- **EXERCISE**
Transcribe the material exactly. Images do not belong in the copy.

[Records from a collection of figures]
__________________________________________________

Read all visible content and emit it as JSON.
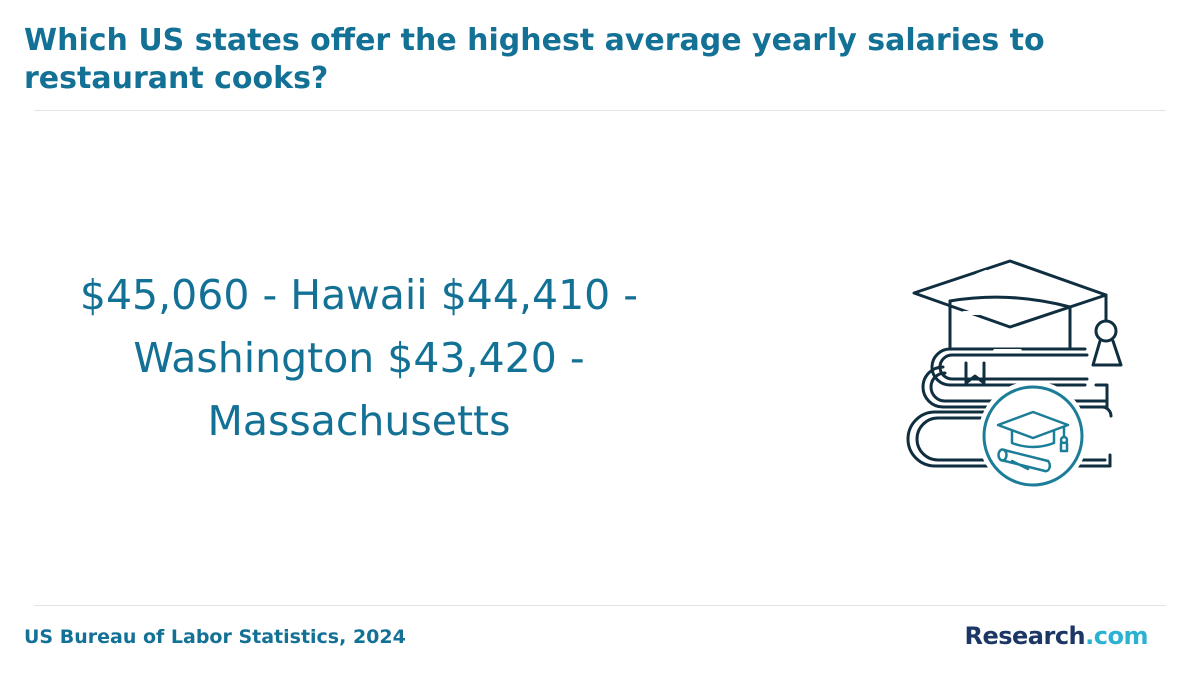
{
  "header": {
    "title": "Which US states offer the highest average yearly salaries to restaurant cooks?"
  },
  "main": {
    "statement": "$45,060 - Hawaii $44,410 - Washington $43,420 - Massachusetts",
    "illustration_icon": "books-graduation-cap-icon"
  },
  "footer": {
    "source": "US Bureau of Labor Statistics, 2024",
    "logo": {
      "name": "Research",
      "dot": ".",
      "tld": "com"
    }
  },
  "colors": {
    "title": "#147196",
    "stat_text": "#147196",
    "source": "#147196",
    "icon_stroke": "#0f2e3f",
    "icon_accent": "#1b7d97",
    "logo_primary": "#1c3766",
    "logo_accent": "#2bb2d3",
    "divider": "#e3e3e3"
  }
}
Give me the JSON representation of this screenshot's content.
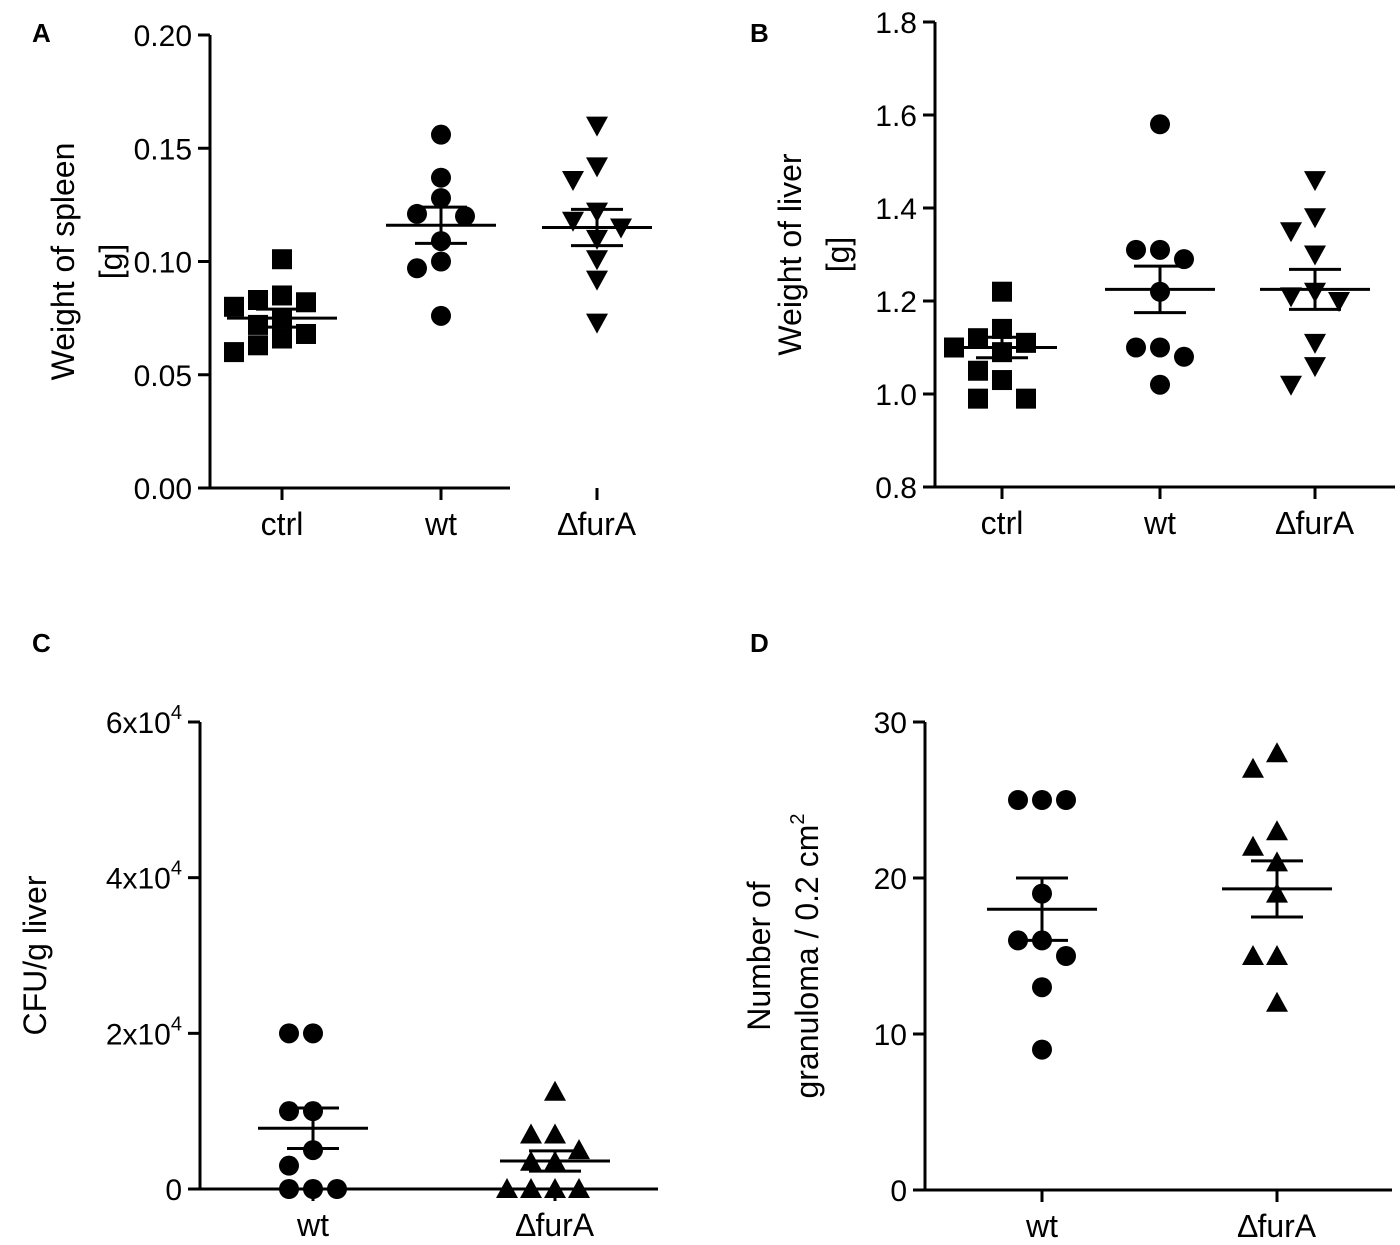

__________________________________________________

- **PROBLEM SOLUTION**
Read all visible content and emit it as JSON.
{
  "header": {
    "title": "Which US states offer the highest average yearly salaries to restaurant cooks?"
  },
  "main": {
    "statement": "$45,060 - Hawaii $44,410 - Washington $43,420 - Massachusetts",
    "illustration_icon": "books-graduation-cap-icon"
  },
  "footer": {
    "source": "US Bureau of Labor Statistics, 2024",
    "logo": {
      "name": "Research",
      "dot": ".",
      "tld": "com"
    }
  },
  "colors": {
    "title": "#147196",
    "stat_text": "#147196",
    "source": "#147196",
    "icon_stroke": "#0f2e3f",
    "icon_accent": "#1b7d97",
    "logo_primary": "#1c3766",
    "logo_accent": "#2bb2d3",
    "divider": "#e3e3e3"
  }
}
Give me the JSON representation of this screenshot's content.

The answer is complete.